Information given
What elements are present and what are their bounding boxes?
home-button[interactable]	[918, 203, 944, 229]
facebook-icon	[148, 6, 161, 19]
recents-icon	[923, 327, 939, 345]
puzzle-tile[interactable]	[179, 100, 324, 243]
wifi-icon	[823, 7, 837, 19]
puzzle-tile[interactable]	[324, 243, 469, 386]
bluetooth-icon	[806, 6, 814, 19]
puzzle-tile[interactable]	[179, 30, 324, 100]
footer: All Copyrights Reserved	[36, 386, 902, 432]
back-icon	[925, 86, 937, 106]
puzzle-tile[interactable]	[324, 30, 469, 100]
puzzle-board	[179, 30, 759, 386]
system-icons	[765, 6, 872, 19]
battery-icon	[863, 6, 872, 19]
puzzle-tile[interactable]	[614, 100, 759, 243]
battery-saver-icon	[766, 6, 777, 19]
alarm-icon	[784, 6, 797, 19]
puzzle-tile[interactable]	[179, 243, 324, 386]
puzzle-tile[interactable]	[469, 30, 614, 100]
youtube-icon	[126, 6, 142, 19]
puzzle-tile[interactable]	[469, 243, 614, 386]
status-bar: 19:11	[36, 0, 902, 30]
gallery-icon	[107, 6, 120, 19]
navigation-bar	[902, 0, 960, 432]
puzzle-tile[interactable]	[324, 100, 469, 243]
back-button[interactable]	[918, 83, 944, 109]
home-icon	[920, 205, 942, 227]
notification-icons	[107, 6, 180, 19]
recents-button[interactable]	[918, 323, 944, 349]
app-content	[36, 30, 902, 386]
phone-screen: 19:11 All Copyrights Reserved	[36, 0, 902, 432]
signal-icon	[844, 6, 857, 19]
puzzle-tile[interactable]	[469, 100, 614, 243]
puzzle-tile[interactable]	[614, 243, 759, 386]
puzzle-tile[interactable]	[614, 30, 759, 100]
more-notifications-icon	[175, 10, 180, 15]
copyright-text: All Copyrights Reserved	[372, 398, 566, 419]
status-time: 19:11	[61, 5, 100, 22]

Exercise
Reproduce the material above line for line, with every character unchanged.

Result
What elements are present and what are their bounding boxes?
home-button[interactable]	[918, 203, 944, 229]
facebook-icon	[148, 6, 161, 19]
recents-icon	[923, 327, 939, 345]
puzzle-tile[interactable]	[179, 100, 324, 243]
wifi-icon	[823, 7, 837, 19]
puzzle-tile[interactable]	[324, 243, 469, 386]
bluetooth-icon	[806, 6, 814, 19]
puzzle-tile[interactable]	[179, 30, 324, 100]
footer: All Copyrights Reserved	[36, 386, 902, 432]
back-icon	[925, 86, 937, 106]
puzzle-tile[interactable]	[324, 30, 469, 100]
puzzle-board	[179, 30, 759, 386]
system-icons	[765, 6, 872, 19]
battery-icon	[863, 6, 872, 19]
puzzle-tile[interactable]	[614, 100, 759, 243]
battery-saver-icon	[766, 6, 777, 19]
alarm-icon	[784, 6, 797, 19]
puzzle-tile[interactable]	[179, 243, 324, 386]
puzzle-tile[interactable]	[469, 30, 614, 100]
youtube-icon	[126, 6, 142, 19]
puzzle-tile[interactable]	[469, 243, 614, 386]
status-bar: 19:11	[36, 0, 902, 30]
gallery-icon	[107, 6, 120, 19]
navigation-bar	[902, 0, 960, 432]
puzzle-tile[interactable]	[324, 100, 469, 243]
back-button[interactable]	[918, 83, 944, 109]
home-icon	[920, 205, 942, 227]
notification-icons	[107, 6, 180, 19]
recents-button[interactable]	[918, 323, 944, 349]
app-content	[36, 30, 902, 386]
phone-screen: 19:11 All Copyrights Reserved	[36, 0, 902, 432]
signal-icon	[844, 6, 857, 19]
puzzle-tile[interactable]	[469, 100, 614, 243]
puzzle-tile[interactable]	[614, 243, 759, 386]
puzzle-tile[interactable]	[614, 30, 759, 100]
more-notifications-icon	[175, 10, 180, 15]
copyright-text: All Copyrights Reserved	[372, 398, 566, 419]
status-time: 19:11	[61, 5, 100, 22]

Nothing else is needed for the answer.